Repeat every line of the material, character for character.

___ PROVIDED MATERIAL

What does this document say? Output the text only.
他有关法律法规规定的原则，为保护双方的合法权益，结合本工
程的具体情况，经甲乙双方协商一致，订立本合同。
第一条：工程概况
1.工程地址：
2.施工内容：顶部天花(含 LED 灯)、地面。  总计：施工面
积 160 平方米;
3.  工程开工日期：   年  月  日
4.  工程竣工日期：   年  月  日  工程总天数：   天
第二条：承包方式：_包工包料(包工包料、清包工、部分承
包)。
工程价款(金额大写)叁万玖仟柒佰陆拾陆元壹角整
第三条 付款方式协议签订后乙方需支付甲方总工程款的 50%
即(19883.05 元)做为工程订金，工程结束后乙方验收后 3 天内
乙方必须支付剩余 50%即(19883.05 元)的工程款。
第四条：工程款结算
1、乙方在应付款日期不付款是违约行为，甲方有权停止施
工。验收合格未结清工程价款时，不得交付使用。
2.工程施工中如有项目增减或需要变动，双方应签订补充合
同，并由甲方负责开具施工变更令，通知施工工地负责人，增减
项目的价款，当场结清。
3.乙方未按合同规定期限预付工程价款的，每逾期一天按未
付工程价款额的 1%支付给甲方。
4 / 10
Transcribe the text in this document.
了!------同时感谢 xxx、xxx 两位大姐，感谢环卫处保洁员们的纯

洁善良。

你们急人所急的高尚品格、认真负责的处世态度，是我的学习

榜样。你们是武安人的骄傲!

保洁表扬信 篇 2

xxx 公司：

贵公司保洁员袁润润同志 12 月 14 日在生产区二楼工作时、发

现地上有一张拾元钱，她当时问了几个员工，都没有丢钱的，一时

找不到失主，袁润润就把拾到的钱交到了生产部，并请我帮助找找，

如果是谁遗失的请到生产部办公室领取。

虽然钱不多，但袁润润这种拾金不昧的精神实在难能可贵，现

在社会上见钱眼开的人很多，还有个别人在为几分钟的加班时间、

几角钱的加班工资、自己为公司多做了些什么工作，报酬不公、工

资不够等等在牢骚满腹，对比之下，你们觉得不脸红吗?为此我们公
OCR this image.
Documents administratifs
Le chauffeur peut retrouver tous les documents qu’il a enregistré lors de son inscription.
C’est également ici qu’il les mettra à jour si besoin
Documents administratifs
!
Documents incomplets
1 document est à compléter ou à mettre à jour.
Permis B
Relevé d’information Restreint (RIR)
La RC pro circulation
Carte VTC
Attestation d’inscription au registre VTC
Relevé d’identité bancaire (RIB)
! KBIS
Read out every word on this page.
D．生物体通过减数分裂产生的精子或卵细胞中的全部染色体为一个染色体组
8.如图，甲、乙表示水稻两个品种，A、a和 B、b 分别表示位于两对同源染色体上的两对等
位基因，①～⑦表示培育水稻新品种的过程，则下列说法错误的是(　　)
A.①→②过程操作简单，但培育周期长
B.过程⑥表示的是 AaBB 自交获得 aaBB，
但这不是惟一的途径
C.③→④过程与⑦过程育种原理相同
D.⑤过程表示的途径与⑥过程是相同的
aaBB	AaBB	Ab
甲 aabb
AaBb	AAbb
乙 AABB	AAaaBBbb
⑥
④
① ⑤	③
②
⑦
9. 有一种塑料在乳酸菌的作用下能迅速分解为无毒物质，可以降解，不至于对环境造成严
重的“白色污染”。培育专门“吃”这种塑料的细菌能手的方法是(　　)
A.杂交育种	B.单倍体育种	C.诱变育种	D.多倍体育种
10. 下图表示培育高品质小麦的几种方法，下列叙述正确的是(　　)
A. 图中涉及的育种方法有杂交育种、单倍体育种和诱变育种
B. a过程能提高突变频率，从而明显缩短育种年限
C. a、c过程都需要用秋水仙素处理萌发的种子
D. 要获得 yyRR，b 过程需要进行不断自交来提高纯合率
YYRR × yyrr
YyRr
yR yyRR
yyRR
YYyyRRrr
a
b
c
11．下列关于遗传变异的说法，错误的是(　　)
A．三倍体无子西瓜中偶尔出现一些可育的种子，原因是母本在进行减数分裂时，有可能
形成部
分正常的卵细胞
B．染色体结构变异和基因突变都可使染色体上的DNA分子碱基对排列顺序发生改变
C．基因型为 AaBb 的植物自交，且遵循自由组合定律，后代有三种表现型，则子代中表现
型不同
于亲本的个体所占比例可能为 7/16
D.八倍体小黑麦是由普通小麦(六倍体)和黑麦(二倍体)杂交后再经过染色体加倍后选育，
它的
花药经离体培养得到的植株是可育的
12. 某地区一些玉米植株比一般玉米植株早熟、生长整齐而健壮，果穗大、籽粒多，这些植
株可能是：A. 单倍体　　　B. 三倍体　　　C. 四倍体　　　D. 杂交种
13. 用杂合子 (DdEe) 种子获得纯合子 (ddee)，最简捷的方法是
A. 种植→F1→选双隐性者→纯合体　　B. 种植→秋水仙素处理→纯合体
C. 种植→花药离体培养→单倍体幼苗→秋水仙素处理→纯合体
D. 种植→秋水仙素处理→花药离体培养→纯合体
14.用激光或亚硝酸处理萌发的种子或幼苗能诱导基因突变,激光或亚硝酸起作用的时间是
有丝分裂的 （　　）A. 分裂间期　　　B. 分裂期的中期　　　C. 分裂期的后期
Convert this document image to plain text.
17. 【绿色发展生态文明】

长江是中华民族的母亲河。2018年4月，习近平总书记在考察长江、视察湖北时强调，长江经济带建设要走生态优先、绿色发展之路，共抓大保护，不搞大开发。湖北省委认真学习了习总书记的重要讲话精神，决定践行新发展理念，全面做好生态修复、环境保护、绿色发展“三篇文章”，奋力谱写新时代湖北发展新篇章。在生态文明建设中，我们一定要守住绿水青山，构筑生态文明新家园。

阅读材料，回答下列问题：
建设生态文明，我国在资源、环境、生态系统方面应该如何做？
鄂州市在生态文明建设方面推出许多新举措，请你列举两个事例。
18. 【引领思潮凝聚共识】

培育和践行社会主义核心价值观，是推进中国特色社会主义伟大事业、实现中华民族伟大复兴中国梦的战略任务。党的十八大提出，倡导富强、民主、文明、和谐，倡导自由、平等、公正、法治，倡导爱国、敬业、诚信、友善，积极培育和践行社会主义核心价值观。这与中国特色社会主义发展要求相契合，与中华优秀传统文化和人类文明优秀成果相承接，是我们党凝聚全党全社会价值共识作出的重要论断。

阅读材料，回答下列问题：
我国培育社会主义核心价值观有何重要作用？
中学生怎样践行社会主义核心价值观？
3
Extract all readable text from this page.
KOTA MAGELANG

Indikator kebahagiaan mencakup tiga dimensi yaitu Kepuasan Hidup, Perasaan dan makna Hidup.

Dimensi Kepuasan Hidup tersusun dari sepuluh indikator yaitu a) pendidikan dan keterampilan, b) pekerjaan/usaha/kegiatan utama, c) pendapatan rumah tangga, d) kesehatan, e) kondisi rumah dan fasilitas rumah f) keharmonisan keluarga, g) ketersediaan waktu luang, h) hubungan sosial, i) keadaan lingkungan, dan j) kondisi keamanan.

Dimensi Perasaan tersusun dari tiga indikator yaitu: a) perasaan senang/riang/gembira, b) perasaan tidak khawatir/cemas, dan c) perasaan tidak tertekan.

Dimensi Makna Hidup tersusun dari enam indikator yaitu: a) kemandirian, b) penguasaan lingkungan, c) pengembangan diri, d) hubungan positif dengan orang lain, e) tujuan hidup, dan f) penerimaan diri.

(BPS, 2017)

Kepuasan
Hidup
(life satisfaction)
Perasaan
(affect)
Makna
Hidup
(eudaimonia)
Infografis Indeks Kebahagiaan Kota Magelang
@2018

______

## EXERCISE SOLUTION
What does this document say? Output the text only.
他有关法律法规规定的原则，为保护双方的合法权益，结合本工
程的具体情况，经甲乙双方协商一致，订立本合同。
第一条：工程概况
1.工程地址：
2.施工内容：顶部天花(含 LED 灯)、地面。  总计：施工面
积 160 平方米;
3.  工程开工日期：   年  月  日
4.  工程竣工日期：   年  月  日  工程总天数：   天
第二条：承包方式：_包工包料(包工包料、清包工、部分承
包)。
工程价款(金额大写)叁万玖仟柒佰陆拾陆元壹角整
第三条 付款方式协议签订后乙方需支付甲方总工程款的 50%
即(19883.05 元)做为工程订金，工程结束后乙方验收后 3 天内
乙方必须支付剩余 50%即(19883.05 元)的工程款。
第四条：工程款结算
1、乙方在应付款日期不付款是违约行为，甲方有权停止施
工。验收合格未结清工程价款时，不得交付使用。
2.工程施工中如有项目增减或需要变动，双方应签订补充合
同，并由甲方负责开具施工变更令，通知施工工地负责人，增减
项目的价款，当场结清。
3.乙方未按合同规定期限预付工程价款的，每逾期一天按未
付工程价款额的 1%支付给甲方。
4 / 10
Transcribe the text in this document.
了!------同时感谢 xxx、xxx 两位大姐，感谢环卫处保洁员们的纯

洁善良。

你们急人所急的高尚品格、认真负责的处世态度，是我的学习

榜样。你们是武安人的骄傲!

保洁表扬信 篇 2

xxx 公司：

贵公司保洁员袁润润同志 12 月 14 日在生产区二楼工作时、发

现地上有一张拾元钱，她当时问了几个员工，都没有丢钱的，一时

找不到失主，袁润润就把拾到的钱交到了生产部，并请我帮助找找，

如果是谁遗失的请到生产部办公室领取。

虽然钱不多，但袁润润这种拾金不昧的精神实在难能可贵，现

在社会上见钱眼开的人很多，还有个别人在为几分钟的加班时间、

几角钱的加班工资、自己为公司多做了些什么工作，报酬不公、工

资不够等等在牢骚满腹，对比之下，你们觉得不脸红吗?为此我们公
OCR this image.
Documents administratifs
Le chauffeur peut retrouver tous les documents qu’il a enregistré lors de son inscription.
C’est également ici qu’il les mettra à jour si besoin
Documents administratifs
!
Documents incomplets
1 document est à compléter ou à mettre à jour.
Permis B
Relevé d’information Restreint (RIR)
La RC pro circulation
Carte VTC
Attestation d’inscription au registre VTC
Relevé d’identité bancaire (RIB)
! KBIS
Read out every word on this page.
D．生物体通过减数分裂产生的精子或卵细胞中的全部染色体为一个染色体组
8.如图，甲、乙表示水稻两个品种，A、a和 B、b 分别表示位于两对同源染色体上的两对等
位基因，①～⑦表示培育水稻新品种的过程，则下列说法错误的是(　　)
A.①→②过程操作简单，但培育周期长
B.过程⑥表示的是 AaBB 自交获得 aaBB，
但这不是惟一的途径
C.③→④过程与⑦过程育种原理相同
D.⑤过程表示的途径与⑥过程是相同的
aaBB	AaBB	Ab
甲 aabb
AaBb	AAbb
乙 AABB	AAaaBBbb
⑥
④
① ⑤	③
②
⑦
9. 有一种塑料在乳酸菌的作用下能迅速分解为无毒物质，可以降解，不至于对环境造成严
重的“白色污染”。培育专门“吃”这种塑料的细菌能手的方法是(　　)
A.杂交育种	B.单倍体育种	C.诱变育种	D.多倍体育种
10. 下图表示培育高品质小麦的几种方法，下列叙述正确的是(　　)
A. 图中涉及的育种方法有杂交育种、单倍体育种和诱变育种
B. a过程能提高突变频率，从而明显缩短育种年限
C. a、c过程都需要用秋水仙素处理萌发的种子
D. 要获得 yyRR，b 过程需要进行不断自交来提高纯合率
YYRR × yyrr
YyRr
yR yyRR
yyRR
YYyyRRrr
a
b
c
11．下列关于遗传变异的说法，错误的是(　　)
A．三倍体无子西瓜中偶尔出现一些可育的种子，原因是母本在进行减数分裂时，有可能
形成部
分正常的卵细胞
B．染色体结构变异和基因突变都可使染色体上的DNA分子碱基对排列顺序发生改变
C．基因型为 AaBb 的植物自交，且遵循自由组合定律，后代有三种表现型，则子代中表现
型不同
于亲本的个体所占比例可能为 7/16
D.八倍体小黑麦是由普通小麦(六倍体)和黑麦(二倍体)杂交后再经过染色体加倍后选育，
它的
花药经离体培养得到的植株是可育的
12. 某地区一些玉米植株比一般玉米植株早熟、生长整齐而健壮，果穗大、籽粒多，这些植
株可能是：A. 单倍体　　　B. 三倍体　　　C. 四倍体　　　D. 杂交种
13. 用杂合子 (DdEe) 种子获得纯合子 (ddee)，最简捷的方法是
A. 种植→F1→选双隐性者→纯合体　　B. 种植→秋水仙素处理→纯合体
C. 种植→花药离体培养→单倍体幼苗→秋水仙素处理→纯合体
D. 种植→秋水仙素处理→花药离体培养→纯合体
14.用激光或亚硝酸处理萌发的种子或幼苗能诱导基因突变,激光或亚硝酸起作用的时间是
有丝分裂的 （　　）A. 分裂间期　　　B. 分裂期的中期　　　C. 分裂期的后期
Convert this document image to plain text.
17. 【绿色发展生态文明】

长江是中华民族的母亲河。2018年4月，习近平总书记在考察长江、视察湖北时强调，长江经济带建设要走生态优先、绿色发展之路，共抓大保护，不搞大开发。湖北省委认真学习了习总书记的重要讲话精神，决定践行新发展理念，全面做好生态修复、环境保护、绿色发展“三篇文章”，奋力谱写新时代湖北发展新篇章。在生态文明建设中，我们一定要守住绿水青山，构筑生态文明新家园。

阅读材料，回答下列问题：
建设生态文明，我国在资源、环境、生态系统方面应该如何做？
鄂州市在生态文明建设方面推出许多新举措，请你列举两个事例。
18. 【引领思潮凝聚共识】

培育和践行社会主义核心价值观，是推进中国特色社会主义伟大事业、实现中华民族伟大复兴中国梦的战略任务。党的十八大提出，倡导富强、民主、文明、和谐，倡导自由、平等、公正、法治，倡导爱国、敬业、诚信、友善，积极培育和践行社会主义核心价值观。这与中国特色社会主义发展要求相契合，与中华优秀传统文化和人类文明优秀成果相承接，是我们党凝聚全党全社会价值共识作出的重要论断。

阅读材料，回答下列问题：
我国培育社会主义核心价值观有何重要作用？
中学生怎样践行社会主义核心价值观？
3
Extract all readable text from this page.
KOTA MAGELANG

Indikator kebahagiaan mencakup tiga dimensi yaitu Kepuasan Hidup, Perasaan dan makna Hidup.

Dimensi Kepuasan Hidup tersusun dari sepuluh indikator yaitu a) pendidikan dan keterampilan, b) pekerjaan/usaha/kegiatan utama, c) pendapatan rumah tangga, d) kesehatan, e) kondisi rumah dan fasilitas rumah f) keharmonisan keluarga, g) ketersediaan waktu luang, h) hubungan sosial, i) keadaan lingkungan, dan j) kondisi keamanan.

Dimensi Perasaan tersusun dari tiga indikator yaitu: a) perasaan senang/riang/gembira, b) perasaan tidak khawatir/cemas, dan c) perasaan tidak tertekan.

Dimensi Makna Hidup tersusun dari enam indikator yaitu: a) kemandirian, b) penguasaan lingkungan, c) pengembangan diri, d) hubungan positif dengan orang lain, e) tujuan hidup, dan f) penerimaan diri.

(BPS, 2017)

Kepuasan
Hidup
(life satisfaction)
Perasaan
(affect)
Makna
Hidup
(eudaimonia)
Infografis Indeks Kebahagiaan Kota Magelang
@2018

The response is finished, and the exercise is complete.